**Text section:**
The Spirit of the Beehive
All three films contain sequences in which characters attempt to explain their feelings, actions and position in the world. This is hardly remarkable but these moments have a curious, particular quality in Erice’s cinema. In The Quince Tree Sun, these scenes operate as often quite delightful explanations for the everyday creative activities that we see, while both The South and The Spirit of the Beehive show how characters use words—written or spoken—to bring themselves into being or express a world from which they are excluded. These two films feature sequences in which characters are shown writing to long absent (and perhaps even non–existent) lovers, while it is Ana’s incantation in The Spirit of the Beehive—“I am Ana”—that helps crystallise the journey of identity, and being, that she undertakes. Sound also binds these characters in a way that counters or slightly breaks down their physical isolation. At the beginning of The Spirit of the Beehive the major characters are shown in their own worlds—the children Ana and Isabel watching James Whale’s Frankenstein (1931), the mother writing a letter, the father enclosed in his bee-keeping attire. It is the soundtrack of Frankenstein, drifting out of the makeshift community cinema, that starts to bind together the experiences of the various characters (its simultaneous foreignness and familiarity, as well as its ability to float between spaces, a sign of its uncanniness).
The opening of The Spirit of the Beehive also tells us much about the isolation of the characters and their community, as well as the multiple effects that isolated images, sounds and cultural artefacts can have on people (the kind of process that Erice addresses in the quotation at the start of this essay). In Erice’s cinema this can be expanded outwards to an understanding of Spanish society on a more general level. The use of Frankenstein in The Spirit of the Beehive tells us much about how Erice views the cinema and its power (and, subsequently, about how he might view a broader modernity). Although his films are explicitly ‘sound–based’ they also hark back to the expressive sound–image relations possible in silent cinema (and some examples of early sound cinema as well). In many respects, it is the radically different cinema of Murnau that casts the greatest shadow over Erice’s work (as it also does for Malick). This is most explicit in the mix of documentary and fiction found in both Murnau’s Tabu (1931, with Robert Flaherty) and The Quince Tree Sun. But it is also found in the preoccupation with the qualities of light and the expressive possibilities of sound (as sound) found in both directors’ work. The imaginative and suggestive quality of this sound throughout Erice’s cinema links it further to the evocative suggestiveness and pictorialisation of sound created in Murnau’s late silent/early sound hybrid, Sunrise (1927).

**Layout annotation records:**
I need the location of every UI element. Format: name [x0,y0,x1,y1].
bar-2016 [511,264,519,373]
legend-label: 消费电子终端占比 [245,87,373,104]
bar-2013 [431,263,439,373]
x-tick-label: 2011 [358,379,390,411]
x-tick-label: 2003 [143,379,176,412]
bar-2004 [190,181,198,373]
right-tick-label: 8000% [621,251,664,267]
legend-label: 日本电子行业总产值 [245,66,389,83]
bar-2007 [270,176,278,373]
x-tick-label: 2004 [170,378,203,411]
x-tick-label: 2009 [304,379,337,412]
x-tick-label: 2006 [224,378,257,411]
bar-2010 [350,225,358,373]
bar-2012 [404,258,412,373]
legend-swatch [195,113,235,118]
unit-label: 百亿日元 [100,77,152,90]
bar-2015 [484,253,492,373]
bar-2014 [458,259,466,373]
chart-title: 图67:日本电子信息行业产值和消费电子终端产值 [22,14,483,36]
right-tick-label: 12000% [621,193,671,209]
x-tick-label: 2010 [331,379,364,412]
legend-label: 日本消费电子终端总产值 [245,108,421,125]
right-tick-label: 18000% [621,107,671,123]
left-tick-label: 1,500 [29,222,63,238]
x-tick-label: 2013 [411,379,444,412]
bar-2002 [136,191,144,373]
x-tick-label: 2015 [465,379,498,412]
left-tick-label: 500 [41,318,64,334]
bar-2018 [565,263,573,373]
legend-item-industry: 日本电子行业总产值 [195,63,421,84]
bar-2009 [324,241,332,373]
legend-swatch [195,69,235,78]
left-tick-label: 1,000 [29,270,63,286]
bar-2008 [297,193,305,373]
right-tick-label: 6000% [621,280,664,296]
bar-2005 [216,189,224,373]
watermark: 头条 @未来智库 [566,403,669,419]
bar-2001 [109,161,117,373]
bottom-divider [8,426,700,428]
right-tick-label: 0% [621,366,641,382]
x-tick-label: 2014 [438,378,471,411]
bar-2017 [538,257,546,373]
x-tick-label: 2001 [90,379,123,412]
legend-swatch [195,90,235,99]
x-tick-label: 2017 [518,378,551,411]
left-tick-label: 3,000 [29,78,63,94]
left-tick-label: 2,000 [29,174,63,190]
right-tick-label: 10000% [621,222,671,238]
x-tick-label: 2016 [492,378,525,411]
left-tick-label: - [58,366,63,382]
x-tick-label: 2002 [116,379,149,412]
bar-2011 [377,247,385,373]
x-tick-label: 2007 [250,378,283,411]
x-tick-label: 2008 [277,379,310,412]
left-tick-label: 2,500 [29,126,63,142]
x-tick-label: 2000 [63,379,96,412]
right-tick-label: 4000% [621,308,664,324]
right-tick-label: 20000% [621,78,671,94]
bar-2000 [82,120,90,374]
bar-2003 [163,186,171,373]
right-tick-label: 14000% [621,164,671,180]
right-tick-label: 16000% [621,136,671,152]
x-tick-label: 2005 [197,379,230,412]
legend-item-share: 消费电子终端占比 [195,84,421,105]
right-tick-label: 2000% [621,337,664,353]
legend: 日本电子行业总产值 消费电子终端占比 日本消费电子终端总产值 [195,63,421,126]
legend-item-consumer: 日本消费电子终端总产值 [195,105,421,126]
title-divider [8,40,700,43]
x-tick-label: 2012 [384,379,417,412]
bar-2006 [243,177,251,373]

**What you will do:**
1. Recast the paragraph of the essay on Erice's cinema that begins "The opening of The Spirit of the Beehive also tells us" as a short bulleted list that keeps its main facts.
2. Answer these questions using the essay on Erice's cinema:
(a) Which film are Ana and Isabel watching at the start of The Spirit of the Beehive?
(b) What words does Ana speak as an incantation?
(c) Which Murnau film, made with Robert Flaherty, mixes documentary and fiction?
3. Resume the essay on Erice's cinema immediately after its final sentence.

**Per-task outputs:**
1.
- The opening of The Spirit of the Beehive shows how isolated the characters and their community are. It also shows the many effects that isolated images, sounds and cultural artifacts can have on people.
- In Erice's cinema, this extends to an understanding of Spanish society more generally.
- The use of Frankenstein reveals how Erice views cinema and its power, and possibly a broader modernity.
- His films are explicitly sound-based, yet they recall the expressive sound–image relations of silent cinema and some early sound cinema.
- Murnau casts the greatest shadow over Erice's work, as he also does over Malick's:
  - Murnau's Tabu (1931, with Robert Flaherty) and The Quince Tree Sun both mix documentary and fiction.
  - Both directors are preoccupied with the qualities of light and the expressive possibilities of sound.
  - The suggestive sound in Erice's films links them to Sunrise (1927), Murnau's late silent/early sound hybrid.

2.
(a) James Whale's Frankenstein (1931)
(b) "I am Ana"
(c) Tabu (1931)

3.
The most remarked upon quality of Erice’s cinema is its visual dimension. His films are dominated by the juxtaposition of often stark long shots and beautifully composed and lit vignette– or tableau–like compositions. His camera moves intermittently, but usually only to reframe or follow the characters. Thus, his films do have a studied, contemplative quality on a compositional level (they are full of repeated set-ups and move between a sense of closeness and distance). The most remarkable element of his films’ visual dimension is the qualities of light that they capture—not unlike a painting by Vermeer or Valázquez (though modern, this also hints at the timeless, partly anachronistic quality of Erice’s cinema). This light is often sculptural, its physical dimensions affecting both the perception of the spectator and the actions of the characters. (For example, the browns, burnt yellows and oranges that dominate the bleak interior and exterior landscapes of The South express the muted anguish of the characters, but also seem to shape their literal movement in space.)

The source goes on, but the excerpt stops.